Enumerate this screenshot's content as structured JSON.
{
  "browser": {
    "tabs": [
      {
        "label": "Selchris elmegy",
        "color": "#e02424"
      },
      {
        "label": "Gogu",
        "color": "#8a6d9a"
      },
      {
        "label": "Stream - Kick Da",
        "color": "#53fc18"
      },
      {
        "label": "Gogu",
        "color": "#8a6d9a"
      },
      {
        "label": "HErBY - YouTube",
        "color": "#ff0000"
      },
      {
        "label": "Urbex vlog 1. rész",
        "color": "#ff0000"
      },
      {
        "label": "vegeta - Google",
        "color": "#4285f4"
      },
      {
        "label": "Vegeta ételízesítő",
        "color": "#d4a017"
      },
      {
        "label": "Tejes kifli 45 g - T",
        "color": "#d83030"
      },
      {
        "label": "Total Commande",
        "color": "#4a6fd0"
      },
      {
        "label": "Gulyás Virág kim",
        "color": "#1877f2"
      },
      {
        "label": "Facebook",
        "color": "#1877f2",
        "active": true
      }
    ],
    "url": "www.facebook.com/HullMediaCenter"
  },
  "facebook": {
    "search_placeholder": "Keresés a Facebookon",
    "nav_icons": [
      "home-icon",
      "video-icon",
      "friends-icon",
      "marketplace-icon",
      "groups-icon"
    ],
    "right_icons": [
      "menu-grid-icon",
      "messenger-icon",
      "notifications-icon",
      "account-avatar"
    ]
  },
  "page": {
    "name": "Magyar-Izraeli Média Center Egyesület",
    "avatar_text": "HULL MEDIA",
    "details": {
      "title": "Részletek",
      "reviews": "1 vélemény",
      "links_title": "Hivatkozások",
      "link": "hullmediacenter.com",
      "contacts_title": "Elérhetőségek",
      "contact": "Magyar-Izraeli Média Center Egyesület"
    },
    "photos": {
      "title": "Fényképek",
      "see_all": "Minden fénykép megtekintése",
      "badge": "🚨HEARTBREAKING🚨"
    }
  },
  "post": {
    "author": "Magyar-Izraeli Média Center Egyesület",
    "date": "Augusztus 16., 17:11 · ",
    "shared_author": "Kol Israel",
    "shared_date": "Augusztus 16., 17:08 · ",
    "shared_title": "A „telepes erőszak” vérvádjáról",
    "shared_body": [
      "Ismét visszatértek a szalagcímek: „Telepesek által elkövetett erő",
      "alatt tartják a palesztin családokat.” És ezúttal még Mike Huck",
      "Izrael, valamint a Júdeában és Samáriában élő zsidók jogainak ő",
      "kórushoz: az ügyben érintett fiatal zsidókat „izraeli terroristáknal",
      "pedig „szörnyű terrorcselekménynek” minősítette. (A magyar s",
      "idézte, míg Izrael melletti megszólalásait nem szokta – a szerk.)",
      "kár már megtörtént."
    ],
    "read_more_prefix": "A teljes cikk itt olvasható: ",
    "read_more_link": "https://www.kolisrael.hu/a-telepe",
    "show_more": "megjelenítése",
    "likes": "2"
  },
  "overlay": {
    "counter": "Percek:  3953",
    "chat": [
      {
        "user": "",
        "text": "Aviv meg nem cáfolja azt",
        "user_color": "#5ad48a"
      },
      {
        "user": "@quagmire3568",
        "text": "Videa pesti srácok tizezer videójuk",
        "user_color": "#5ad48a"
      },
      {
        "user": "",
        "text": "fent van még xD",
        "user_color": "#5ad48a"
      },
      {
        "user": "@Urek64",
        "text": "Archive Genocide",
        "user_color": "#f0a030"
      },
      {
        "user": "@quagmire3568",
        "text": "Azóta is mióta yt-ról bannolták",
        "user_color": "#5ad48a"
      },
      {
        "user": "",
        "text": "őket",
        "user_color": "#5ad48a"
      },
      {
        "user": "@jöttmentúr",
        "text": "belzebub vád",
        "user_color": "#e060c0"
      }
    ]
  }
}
++++++
Retype the material above, line by line, exactly.

Enumerate this screenshot's content as structured JSON.
{
  "browser": {
    "tabs": [
      {
        "label": "Selchris elmegy",
        "color": "#e02424"
      },
      {
        "label": "Gogu",
        "color": "#8a6d9a"
      },
      {
        "label": "Stream - Kick Da",
        "color": "#53fc18"
      },
      {
        "label": "Gogu",
        "color": "#8a6d9a"
      },
      {
        "label": "HErBY - YouTube",
        "color": "#ff0000"
      },
      {
        "label": "Urbex vlog 1. rész",
        "color": "#ff0000"
      },
      {
        "label": "vegeta - Google",
        "color": "#4285f4"
      },
      {
        "label": "Vegeta ételízesítő",
        "color": "#d4a017"
      },
      {
        "label": "Tejes kifli 45 g - T",
        "color": "#d83030"
      },
      {
        "label": "Total Commande",
        "color": "#4a6fd0"
      },
      {
        "label": "Gulyás Virág kim",
        "color": "#1877f2"
      },
      {
        "label": "Facebook",
        "color": "#1877f2",
        "active": true
      }
    ],
    "url": "www.facebook.com/HullMediaCenter"
  },
  "facebook": {
    "search_placeholder": "Keresés a Facebookon",
    "nav_icons": [
      "home-icon",
      "video-icon",
      "friends-icon",
      "marketplace-icon",
      "groups-icon"
    ],
    "right_icons": [
      "menu-grid-icon",
      "messenger-icon",
      "notifications-icon",
      "account-avatar"
    ]
  },
  "page": {
    "name": "Magyar-Izraeli Média Center Egyesület",
    "avatar_text": "HULL MEDIA",
    "details": {
      "title": "Részletek",
      "reviews": "1 vélemény",
      "links_title": "Hivatkozások",
      "link": "hullmediacenter.com",
      "contacts_title": "Elérhetőségek",
      "contact": "Magyar-Izraeli Média Center Egyesület"
    },
    "photos": {
      "title": "Fényképek",
      "see_all": "Minden fénykép megtekintése",
      "badge": "🚨HEARTBREAKING🚨"
    }
  },
  "post": {
    "author": "Magyar-Izraeli Média Center Egyesület",
    "date": "Augusztus 16., 17:11 · ",
    "shared_author": "Kol Israel",
    "shared_date": "Augusztus 16., 17:08 · ",
    "shared_title": "A „telepes erőszak” vérvádjáról",
    "shared_body": [
      "Ismét visszatértek a szalagcímek: „Telepesek által elkövetett erő",
      "alatt tartják a palesztin családokat.” És ezúttal még Mike Huck",
      "Izrael, valamint a Júdeában és Samáriában élő zsidók jogainak ő",
      "kórushoz: az ügyben érintett fiatal zsidókat „izraeli terroristáknal",
      "pedig „szörnyű terrorcselekménynek” minősítette. (A magyar s",
      "idézte, míg Izrael melletti megszólalásait nem szokta – a szerk.)",
      "kár már megtörtént."
    ],
    "read_more_prefix": "A teljes cikk itt olvasható: ",
    "read_more_link": "https://www.kolisrael.hu/a-telepe",
    "show_more": "megjelenítése",
    "likes": "2"
  },
  "overlay": {
    "counter": "Percek:  3953",
    "chat": [
      {
        "user": "",
        "text": "Aviv meg nem cáfolja azt",
        "user_color": "#5ad48a"
      },
      {
        "user": "@quagmire3568",
        "text": "Videa pesti srácok tizezer videójuk",
        "user_color": "#5ad48a"
      },
      {
        "user": "",
        "text": "fent van még xD",
        "user_color": "#5ad48a"
      },
      {
        "user": "@Urek64",
        "text": "Archive Genocide",
        "user_color": "#f0a030"
      },
      {
        "user": "@quagmire3568",
        "text": "Azóta is mióta yt-ról bannolták",
        "user_color": "#5ad48a"
      },
      {
        "user": "",
        "text": "őket",
        "user_color": "#5ad48a"
      },
      {
        "user": "@jöttmentúr",
        "text": "belzebub vád",
        "user_color": "#e060c0"
      }
    ]
  }
}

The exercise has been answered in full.